- _EXERCISE REQUIREMENTS_
Copy every line from the one with "List 27 of the" through the end of the items, including the request, but raise each box coordinate in the answers by 60. Leave the picture out of your copy.

- _RECORDS FOR PROCESSING_
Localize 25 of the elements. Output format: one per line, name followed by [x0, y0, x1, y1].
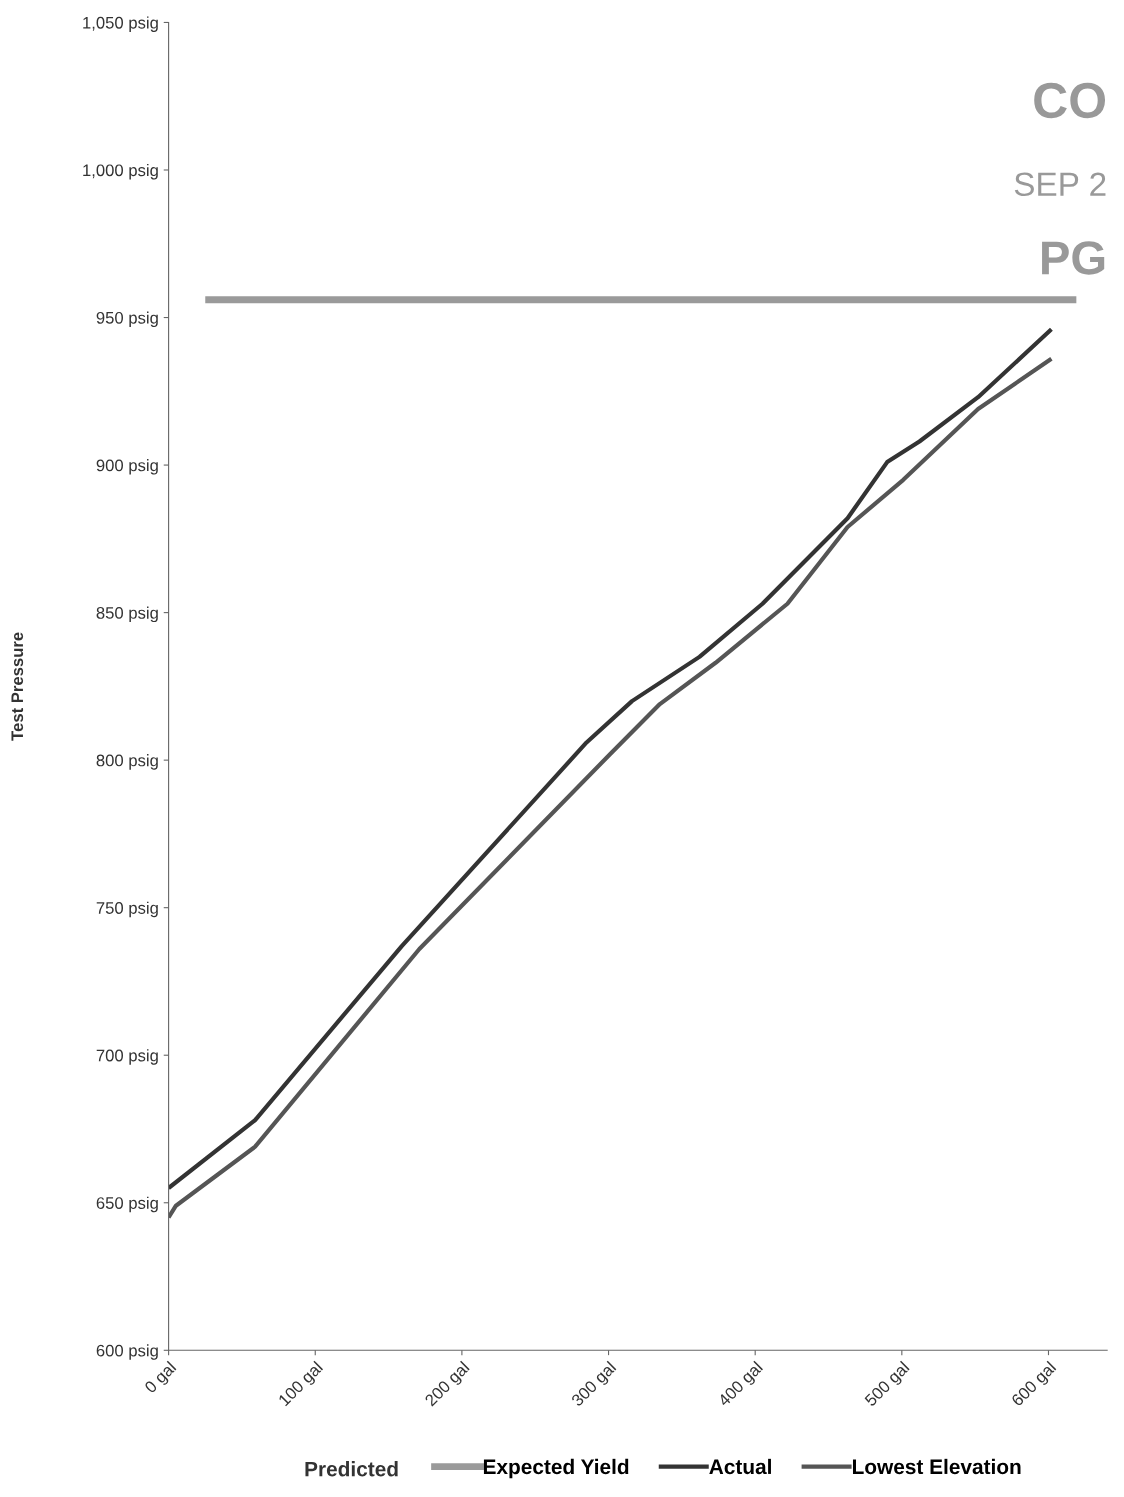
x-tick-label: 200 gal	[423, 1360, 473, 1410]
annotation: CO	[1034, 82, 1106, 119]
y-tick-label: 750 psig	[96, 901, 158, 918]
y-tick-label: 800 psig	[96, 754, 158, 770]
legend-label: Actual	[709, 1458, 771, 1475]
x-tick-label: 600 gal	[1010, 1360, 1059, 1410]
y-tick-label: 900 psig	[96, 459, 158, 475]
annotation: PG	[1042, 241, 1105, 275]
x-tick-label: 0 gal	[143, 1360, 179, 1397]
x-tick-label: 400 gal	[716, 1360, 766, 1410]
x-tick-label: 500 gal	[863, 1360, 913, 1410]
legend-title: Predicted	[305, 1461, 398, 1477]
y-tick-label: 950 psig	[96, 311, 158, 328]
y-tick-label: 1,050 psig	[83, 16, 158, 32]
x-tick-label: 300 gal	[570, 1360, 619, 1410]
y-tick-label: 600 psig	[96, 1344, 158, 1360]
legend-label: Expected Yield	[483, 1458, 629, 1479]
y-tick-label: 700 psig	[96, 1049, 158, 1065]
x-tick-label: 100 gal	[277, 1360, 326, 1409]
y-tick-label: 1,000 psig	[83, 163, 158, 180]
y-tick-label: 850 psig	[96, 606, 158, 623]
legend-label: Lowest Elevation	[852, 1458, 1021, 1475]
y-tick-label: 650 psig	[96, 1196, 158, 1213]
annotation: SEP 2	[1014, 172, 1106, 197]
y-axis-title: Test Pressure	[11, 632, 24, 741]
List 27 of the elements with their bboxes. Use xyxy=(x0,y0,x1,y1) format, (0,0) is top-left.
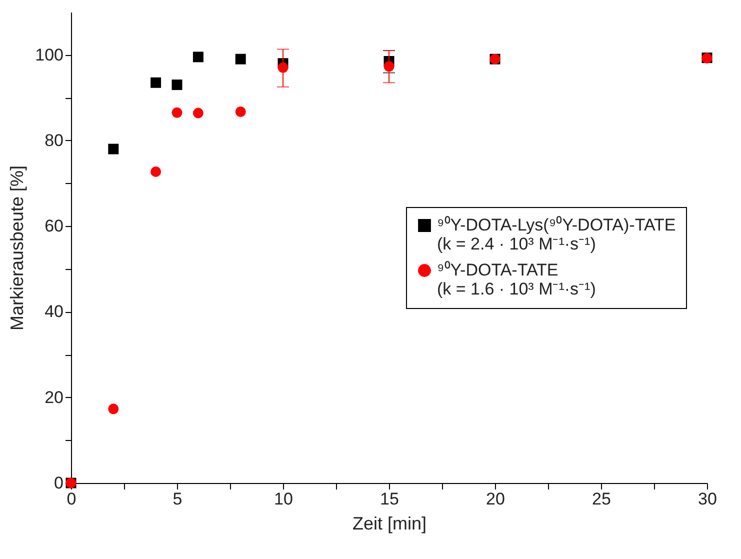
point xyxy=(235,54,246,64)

- _RESULT_
List 27 of the elements with their bboxes. Use xyxy=(x0,y0,x1,y1) format, (0,0) is top-left.
point xyxy=(295,114,306,124)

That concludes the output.